### TEXT FOR ANALYSIS

Grammatical inference and highly expressive structures

Our main field of expertise in machine learning concerns grammatical models with a strong expertise in finite state automata learning. By introducing a similar fragment merging heuristic approach, we have proposed an algorithm that learns successfully automata modeling families of (non homologous) functional families of proteins [4] , leading to a tool named Protomata-learner. As an example, this tools allows us to properly model the multi-domain function of the protein family TNF, which is impossible with other existing probabilistic-based approach (see Fig. 3 ). It was also applied to model families of proteins in cyanobacteria [3] . Our future goal is to demonstrate the relevance of formal language theory by addressing the question of enzyme prediction, from their genomic or protein sequences, aiming at better sensitivity and specificity. As enzyme-substrate interactions are very specific central relations for integrated genome/metabolome studies and are characterized by faint signatures, we shall rely on models for active sites involved in cellular regulation or catalysis mechanisms. This requires to build models gathering both structural and sequence information is order to describe (potentially nested or crossing) long-term dependencies such as contacts of amino-acids that are far in the sequence but close in the 3D protein folding. We wish to extend our expertise towards inferring Context-Free Grammars including the topological information coming from the structural characterization of active sites.

######
### DATASET CONTENT

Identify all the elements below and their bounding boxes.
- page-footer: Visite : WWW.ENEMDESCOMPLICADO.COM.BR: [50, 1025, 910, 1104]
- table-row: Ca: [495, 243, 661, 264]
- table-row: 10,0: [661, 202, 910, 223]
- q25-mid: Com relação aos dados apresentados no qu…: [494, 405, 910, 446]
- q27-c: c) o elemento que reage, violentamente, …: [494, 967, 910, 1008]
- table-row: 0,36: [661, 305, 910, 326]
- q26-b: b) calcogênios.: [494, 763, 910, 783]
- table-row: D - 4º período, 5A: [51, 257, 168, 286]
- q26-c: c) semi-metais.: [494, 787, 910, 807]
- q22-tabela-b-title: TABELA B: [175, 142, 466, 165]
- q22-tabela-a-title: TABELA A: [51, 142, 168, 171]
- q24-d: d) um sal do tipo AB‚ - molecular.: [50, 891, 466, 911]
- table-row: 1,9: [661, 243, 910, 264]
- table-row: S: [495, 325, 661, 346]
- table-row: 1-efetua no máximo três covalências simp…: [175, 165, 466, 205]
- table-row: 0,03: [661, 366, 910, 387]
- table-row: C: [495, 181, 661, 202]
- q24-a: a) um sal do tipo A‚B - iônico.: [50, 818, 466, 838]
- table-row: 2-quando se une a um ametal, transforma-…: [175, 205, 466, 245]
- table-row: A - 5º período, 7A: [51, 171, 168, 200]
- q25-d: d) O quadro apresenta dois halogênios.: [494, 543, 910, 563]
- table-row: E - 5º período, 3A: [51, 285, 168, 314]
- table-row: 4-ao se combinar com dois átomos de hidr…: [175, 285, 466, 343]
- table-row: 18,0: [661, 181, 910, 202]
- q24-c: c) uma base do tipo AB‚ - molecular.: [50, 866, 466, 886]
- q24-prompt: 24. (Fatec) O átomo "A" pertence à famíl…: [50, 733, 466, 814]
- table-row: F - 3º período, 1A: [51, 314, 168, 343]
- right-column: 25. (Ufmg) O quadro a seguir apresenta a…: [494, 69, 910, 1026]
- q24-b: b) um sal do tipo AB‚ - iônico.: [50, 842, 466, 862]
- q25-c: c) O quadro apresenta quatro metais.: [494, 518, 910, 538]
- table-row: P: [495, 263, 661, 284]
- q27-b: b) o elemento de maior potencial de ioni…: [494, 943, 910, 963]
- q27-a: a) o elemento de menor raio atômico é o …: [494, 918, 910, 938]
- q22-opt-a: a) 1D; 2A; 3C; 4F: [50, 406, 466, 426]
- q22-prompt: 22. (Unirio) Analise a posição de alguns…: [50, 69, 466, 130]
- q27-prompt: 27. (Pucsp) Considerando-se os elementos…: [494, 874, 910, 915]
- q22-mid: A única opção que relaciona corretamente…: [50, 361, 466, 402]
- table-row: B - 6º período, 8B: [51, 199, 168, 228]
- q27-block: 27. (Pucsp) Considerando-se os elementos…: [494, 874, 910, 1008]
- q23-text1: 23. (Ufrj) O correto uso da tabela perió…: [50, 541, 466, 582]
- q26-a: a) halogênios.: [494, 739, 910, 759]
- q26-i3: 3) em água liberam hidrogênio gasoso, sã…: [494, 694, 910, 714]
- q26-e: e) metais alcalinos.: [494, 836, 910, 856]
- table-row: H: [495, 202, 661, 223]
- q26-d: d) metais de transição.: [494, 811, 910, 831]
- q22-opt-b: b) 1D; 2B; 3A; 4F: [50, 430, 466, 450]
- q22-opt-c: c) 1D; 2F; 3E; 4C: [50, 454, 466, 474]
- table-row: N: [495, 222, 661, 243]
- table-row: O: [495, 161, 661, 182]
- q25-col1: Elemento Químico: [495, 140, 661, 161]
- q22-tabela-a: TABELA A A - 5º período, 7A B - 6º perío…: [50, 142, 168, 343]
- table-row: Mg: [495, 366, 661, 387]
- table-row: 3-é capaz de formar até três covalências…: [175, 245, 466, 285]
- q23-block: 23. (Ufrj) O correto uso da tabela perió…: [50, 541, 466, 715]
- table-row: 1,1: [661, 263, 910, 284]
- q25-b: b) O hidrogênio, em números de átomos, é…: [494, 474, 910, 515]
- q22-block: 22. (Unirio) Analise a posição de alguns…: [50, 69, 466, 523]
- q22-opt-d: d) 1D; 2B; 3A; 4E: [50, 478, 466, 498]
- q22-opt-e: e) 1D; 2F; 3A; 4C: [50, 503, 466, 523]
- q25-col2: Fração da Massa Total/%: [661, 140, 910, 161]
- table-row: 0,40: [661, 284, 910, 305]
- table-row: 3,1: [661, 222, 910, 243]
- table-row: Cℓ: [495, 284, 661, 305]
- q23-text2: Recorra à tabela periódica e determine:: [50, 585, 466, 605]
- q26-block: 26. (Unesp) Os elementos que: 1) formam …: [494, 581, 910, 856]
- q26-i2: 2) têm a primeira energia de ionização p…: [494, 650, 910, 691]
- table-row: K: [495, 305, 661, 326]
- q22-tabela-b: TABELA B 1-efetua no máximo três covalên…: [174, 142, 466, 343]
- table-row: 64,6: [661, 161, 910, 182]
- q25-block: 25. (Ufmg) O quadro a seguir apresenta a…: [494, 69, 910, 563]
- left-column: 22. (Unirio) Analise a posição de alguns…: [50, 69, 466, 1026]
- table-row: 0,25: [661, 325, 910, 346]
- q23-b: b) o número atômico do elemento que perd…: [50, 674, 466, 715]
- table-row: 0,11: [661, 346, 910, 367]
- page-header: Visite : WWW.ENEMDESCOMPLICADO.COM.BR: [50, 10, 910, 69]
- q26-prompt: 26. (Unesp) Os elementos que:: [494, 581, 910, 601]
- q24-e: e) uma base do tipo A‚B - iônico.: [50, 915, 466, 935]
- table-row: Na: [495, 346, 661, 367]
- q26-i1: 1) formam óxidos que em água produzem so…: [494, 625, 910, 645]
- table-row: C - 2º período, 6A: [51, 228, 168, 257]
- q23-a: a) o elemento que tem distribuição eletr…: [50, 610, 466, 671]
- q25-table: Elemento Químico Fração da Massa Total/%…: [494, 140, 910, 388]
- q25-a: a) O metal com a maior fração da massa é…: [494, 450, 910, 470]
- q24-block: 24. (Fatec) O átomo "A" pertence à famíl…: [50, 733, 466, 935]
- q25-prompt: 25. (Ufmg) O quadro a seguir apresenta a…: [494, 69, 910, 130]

######

> TASK BRIEF
How would you render this sentence from the passage on grammatical inference in Spanish: "We wish to extend our expertise towards inferring Context-Free Grammars including the topological information coming from the structural characterization of active sites."?

> RESULT OF THIS TASK
Deseamos extender nuestra experiencia hacia la inferencia de gramáticas libres de contexto que incluyan la información topológica procedente de la caracterización estructural de los sitios activos.